### INSTRUCTIONS TO FOLLOW
Copy the records below word for word, leaving out the pictures.

Layout annotation records
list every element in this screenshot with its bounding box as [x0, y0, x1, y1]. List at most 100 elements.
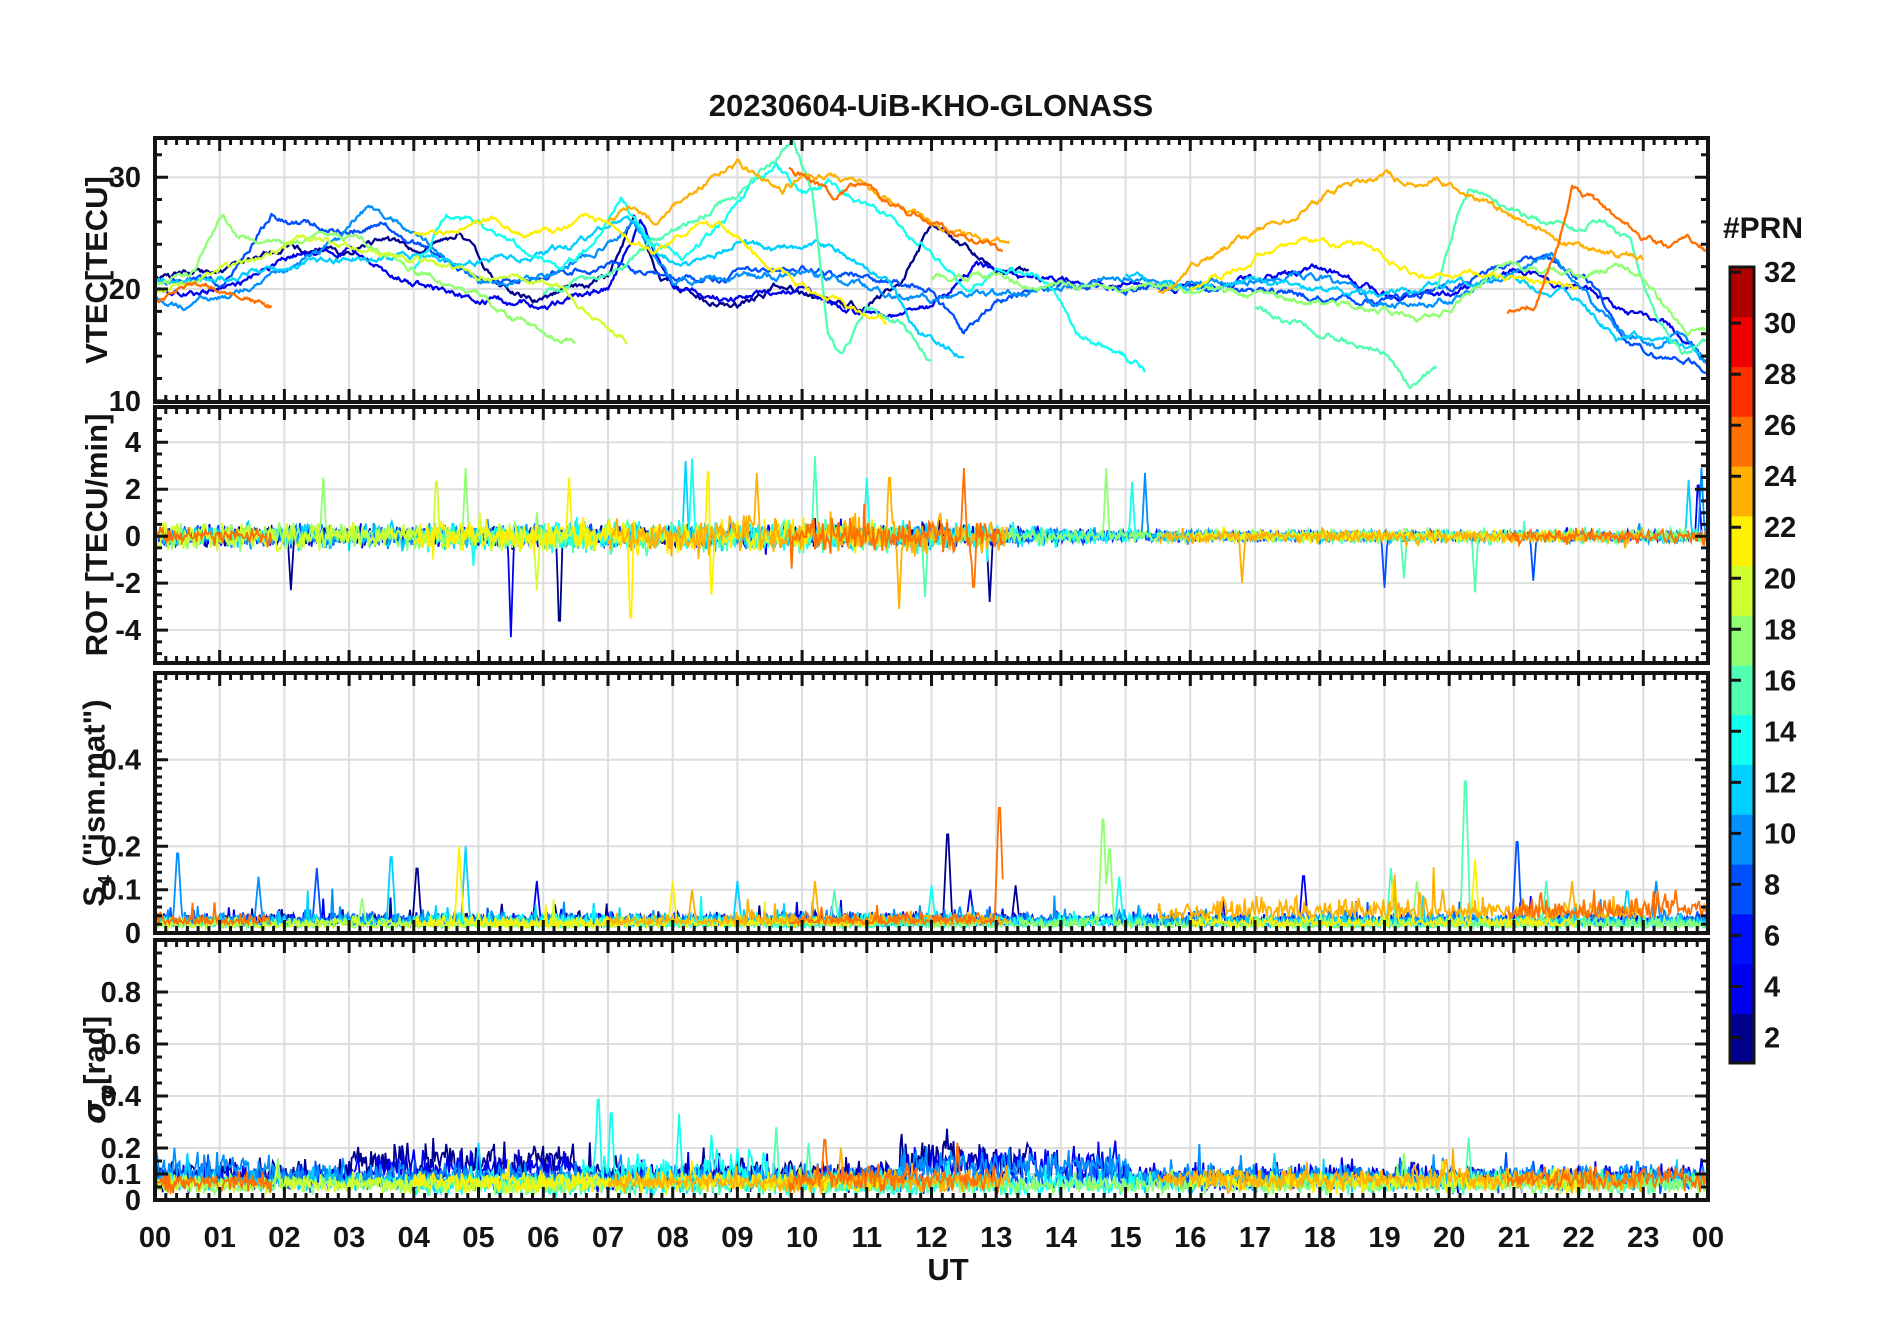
ytick-label-sigma_phi: 0 [125, 1185, 141, 1217]
xtick-label: 22 [1562, 1222, 1594, 1254]
colorbar-tick-label: 20 [1764, 563, 1796, 595]
colorbar-tick-label: 6 [1764, 920, 1780, 952]
ytick-label-sigma_phi: 0.2 [101, 1133, 141, 1165]
vtec-series-prn-17 [155, 213, 576, 345]
vtec-series-prn-11 [155, 215, 965, 359]
colorbar-tick-label: 16 [1764, 665, 1796, 697]
colorbar-block [1730, 316, 1754, 368]
rot-series-prn-19 [155, 480, 628, 591]
ytick-label-vtec: 10 [109, 386, 141, 418]
rot-series-prn-21 [1189, 526, 1580, 546]
vtec-series-prn-23 [1157, 169, 1645, 294]
colorbar-tick-label: 12 [1764, 767, 1796, 799]
colorbar-block [1730, 864, 1754, 915]
sigma-series-prn-4 [155, 1140, 1708, 1194]
ytick-label-s4: 0.1 [101, 875, 141, 907]
colorbar-tick-label: 4 [1764, 972, 1780, 1004]
xtick-label: 14 [1045, 1222, 1077, 1254]
vtec-series-prn-15 [1254, 305, 1438, 390]
ytick-label-sigma_phi: 0.8 [101, 977, 141, 1009]
panel-sigma_phi-series [155, 1098, 1708, 1199]
xtick-label: 07 [592, 1222, 624, 1254]
colorbar-block [1730, 764, 1754, 815]
colorbar-tick-label: 18 [1764, 614, 1796, 646]
panel-rot-axes: -4 -2 0 2 4 [115, 405, 1710, 665]
vtec-series-prn-25 [788, 166, 1003, 253]
xtick-label: 16 [1174, 1222, 1206, 1254]
ytick-label-sigma_phi: 0.6 [101, 1029, 141, 1061]
colorbar-block [1730, 714, 1754, 766]
ytick-label-vtec: 20 [109, 274, 141, 306]
s4-series-prn-25 [788, 807, 1004, 927]
colorbar-block [1730, 515, 1754, 567]
vtec-series-prn-13 [413, 161, 1147, 373]
xtick-label: 01 [204, 1222, 236, 1254]
vtec-series-prn-25 [1506, 184, 1708, 315]
xtick-label: 12 [915, 1222, 947, 1254]
s4-series-prn-23 [1157, 867, 1645, 921]
colorbar-block [1730, 466, 1754, 517]
vtec-series-prn-25 [155, 281, 273, 309]
panel-sigma_phi-axes: 00.10.2 0.4 0.6 0.8 [101, 938, 1710, 1217]
vtec-series-prn-9 [155, 204, 1708, 368]
ytick-label-rot: 2 [125, 474, 141, 506]
sigma-series-prn-25 [1506, 1165, 1708, 1192]
vtec-series-prn-19 [155, 234, 629, 345]
panel-vtec-grid [155, 138, 1708, 402]
figure-title: 20230604-UiB-KHO-GLONASS [708, 88, 1154, 123]
xtick-label: 23 [1627, 1222, 1659, 1254]
xtick-label: 18 [1304, 1222, 1336, 1254]
colorbar-tick-label: 8 [1764, 869, 1780, 901]
rot-series-prn-25 [155, 525, 273, 548]
colorbar-tick-label: 10 [1764, 818, 1796, 850]
ytick-label-rot: -4 [115, 615, 141, 647]
colorbar-title: #PRN [1722, 212, 1804, 245]
colorbar-block [1730, 565, 1754, 616]
rot-series-prn-25 [1506, 526, 1708, 549]
ytick-label-rot: 0 [125, 521, 141, 553]
sigma-series-prn-25 [788, 1138, 1004, 1194]
colorbar-tick-label: 32 [1764, 257, 1796, 289]
vtec-series-prn-7 [155, 212, 1708, 375]
s4-series-prn-25 [155, 902, 272, 927]
ytick-label-s4: 0.4 [101, 745, 141, 777]
xtick-label: 00 [1692, 1222, 1724, 1254]
xlabel: UT [927, 1252, 969, 1287]
colorbar-tick-label: 2 [1764, 1023, 1780, 1055]
colorbar-block [1730, 814, 1754, 865]
ytick-label-vtec: 30 [109, 162, 141, 194]
vtec-series-prn-15 [542, 139, 932, 362]
s4-series-prn-25 [1507, 889, 1708, 921]
xtick-label: 13 [980, 1222, 1012, 1254]
xtick-label: 10 [786, 1222, 818, 1254]
colorbar-tick-label: 24 [1764, 461, 1796, 493]
xtick-label: 11 [851, 1222, 882, 1254]
panel-vtec-series [155, 139, 1708, 390]
vtec-series-prn-15 [1435, 188, 1708, 356]
colorbar-block [1730, 913, 1754, 965]
colorbar-block [1730, 963, 1754, 1014]
colorbar-block [1730, 615, 1754, 666]
ytick-label-sigma_phi: 0.1 [101, 1159, 141, 1191]
colorbar-tick-label: 28 [1764, 359, 1796, 391]
sigma-series-prn-19 [155, 1165, 629, 1196]
colorbar-block [1730, 267, 1754, 318]
colorbar-tick-label: 22 [1764, 512, 1796, 544]
vtec-series-prn-21 [1189, 236, 1579, 291]
xtick-label: 00 [139, 1222, 171, 1254]
xtick-label: 04 [398, 1222, 430, 1254]
rot-series-prn-13 [412, 458, 1146, 567]
xtick-label: 17 [1239, 1222, 1271, 1254]
xtick-label: 03 [333, 1222, 365, 1254]
xtick-labels: 00 01 02 03 04 05 06 07 08 09 10 11 12 13 14 15 16 17 18 19… [139, 1222, 1724, 1254]
vtec-series-prn-21 [413, 212, 888, 325]
panel-s4-axes: 0 0.1 0.2 0.4 [101, 671, 1710, 950]
s4-series-prn-19 [155, 899, 629, 931]
panel-vtec-axes: 10 20 30 [109, 136, 1710, 418]
ytick-label-s4: 0 [125, 918, 141, 950]
s4-series-prn-2 [155, 833, 1030, 929]
ytick-label-s4: 0.2 [101, 831, 141, 863]
vtec-series-prn-23 [607, 158, 1011, 245]
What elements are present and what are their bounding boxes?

### ANSWER IN FULL
list every element in this screenshot with its bounding box as [x0, y0, x1, y1]. List at most 100 elements.
ytick-label-sigma_phi: 0 [125, 1185, 141, 1217]
xtick-label: 22 [1562, 1222, 1594, 1254]
colorbar-tick-label: 20 [1764, 563, 1796, 595]
colorbar-tick-label: 6 [1764, 920, 1780, 952]
ytick-label-sigma_phi: 0.2 [101, 1133, 141, 1165]
vtec-series-prn-17 [155, 213, 576, 345]
vtec-series-prn-11 [155, 215, 965, 359]
colorbar-tick-label: 16 [1764, 665, 1796, 697]
colorbar-block [1730, 316, 1754, 368]
rot-series-prn-19 [155, 480, 628, 591]
ytick-label-vtec: 10 [109, 386, 141, 418]
rot-series-prn-21 [1189, 526, 1580, 546]
vtec-series-prn-23 [1157, 169, 1645, 294]
colorbar-tick-label: 12 [1764, 767, 1796, 799]
colorbar-block [1730, 864, 1754, 915]
sigma-series-prn-4 [155, 1140, 1708, 1194]
ytick-label-s4: 0.1 [101, 875, 141, 907]
colorbar-tick-label: 4 [1764, 972, 1780, 1004]
xtick-label: 14 [1045, 1222, 1077, 1254]
vtec-series-prn-15 [1254, 305, 1438, 390]
ytick-label-sigma_phi: 0.8 [101, 977, 141, 1009]
panel-sigma_phi-series [155, 1098, 1708, 1199]
xtick-label: 07 [592, 1222, 624, 1254]
colorbar-block [1730, 764, 1754, 815]
colorbar-tick-label: 18 [1764, 614, 1796, 646]
panel-rot-axes: -4 -2 0 2 4 [115, 405, 1710, 665]
vtec-series-prn-25 [788, 166, 1003, 253]
xtick-label: 16 [1174, 1222, 1206, 1254]
ytick-label-sigma_phi: 0.6 [101, 1029, 141, 1061]
colorbar-block [1730, 714, 1754, 766]
ytick-label-vtec: 20 [109, 274, 141, 306]
s4-series-prn-25 [788, 807, 1004, 927]
colorbar-block [1730, 515, 1754, 567]
vtec-series-prn-13 [413, 161, 1147, 373]
xtick-label: 01 [204, 1222, 236, 1254]
vtec-series-prn-25 [1506, 184, 1708, 315]
xtick-label: 12 [915, 1222, 947, 1254]
s4-series-prn-23 [1157, 867, 1645, 921]
colorbar-block [1730, 466, 1754, 517]
vtec-series-prn-25 [155, 281, 273, 309]
panel-sigma_phi-axes: 00.10.2 0.4 0.6 0.8 [101, 938, 1710, 1217]
vtec-series-prn-9 [155, 204, 1708, 368]
ytick-label-rot: 2 [125, 474, 141, 506]
sigma-series-prn-25 [1506, 1165, 1708, 1192]
vtec-series-prn-19 [155, 234, 629, 345]
panel-vtec-grid [155, 138, 1708, 402]
figure-title: 20230604-UiB-KHO-GLONASS [708, 88, 1154, 123]
xtick-label: 23 [1627, 1222, 1659, 1254]
xtick-label: 18 [1304, 1222, 1336, 1254]
colorbar-tick-label: 8 [1764, 869, 1780, 901]
rot-series-prn-25 [155, 525, 273, 548]
colorbar-tick-label: 10 [1764, 818, 1796, 850]
ytick-label-rot: -4 [115, 615, 141, 647]
colorbar-title: #PRN [1722, 212, 1804, 245]
colorbar-block [1730, 565, 1754, 616]
rot-series-prn-25 [1506, 526, 1708, 549]
ytick-label-rot: 0 [125, 521, 141, 553]
sigma-series-prn-25 [788, 1138, 1004, 1194]
colorbar-tick-label: 32 [1764, 257, 1796, 289]
vtec-series-prn-7 [155, 212, 1708, 375]
s4-series-prn-25 [155, 902, 272, 927]
ytick-label-s4: 0.4 [101, 745, 141, 777]
xtick-label: 00 [1692, 1222, 1724, 1254]
xlabel: UT [927, 1252, 969, 1287]
colorbar-tick-label: 2 [1764, 1023, 1780, 1055]
colorbar-block [1730, 814, 1754, 865]
ytick-label-vtec: 30 [109, 162, 141, 194]
vtec-series-prn-15 [542, 139, 932, 362]
s4-series-prn-25 [1507, 889, 1708, 921]
xtick-label: 13 [980, 1222, 1012, 1254]
xtick-label: 10 [786, 1222, 818, 1254]
colorbar-tick-label: 24 [1764, 461, 1796, 493]
xtick-label: 11 [851, 1222, 882, 1254]
panel-vtec-series [155, 139, 1708, 390]
vtec-series-prn-15 [1435, 188, 1708, 356]
colorbar-block [1730, 913, 1754, 965]
colorbar-block [1730, 963, 1754, 1014]
colorbar-block [1730, 615, 1754, 666]
ytick-label-sigma_phi: 0.1 [101, 1159, 141, 1191]
colorbar-tick-label: 28 [1764, 359, 1796, 391]
sigma-series-prn-19 [155, 1165, 629, 1196]
colorbar-block [1730, 267, 1754, 318]
colorbar-tick-label: 22 [1764, 512, 1796, 544]
vtec-series-prn-21 [1189, 236, 1579, 291]
xtick-label: 00 [139, 1222, 171, 1254]
xtick-label: 04 [398, 1222, 430, 1254]
rot-series-prn-13 [412, 458, 1146, 567]
xtick-label: 17 [1239, 1222, 1271, 1254]
xtick-label: 03 [333, 1222, 365, 1254]
xtick-labels: 00 01 02 03 04 05 06 07 08 09 10 11 12 13 14 15 16 17 18 19… [139, 1222, 1724, 1254]
vtec-series-prn-21 [413, 212, 888, 325]
panel-s4-axes: 0 0.1 0.2 0.4 [101, 671, 1710, 950]
s4-series-prn-19 [155, 899, 629, 931]
panel-vtec-axes: 10 20 30 [109, 136, 1710, 418]
ytick-label-s4: 0 [125, 918, 141, 950]
s4-series-prn-2 [155, 833, 1030, 929]
ytick-label-s4: 0.2 [101, 831, 141, 863]
vtec-series-prn-23 [607, 158, 1011, 245]
What elements are present and what are their bounding boxes?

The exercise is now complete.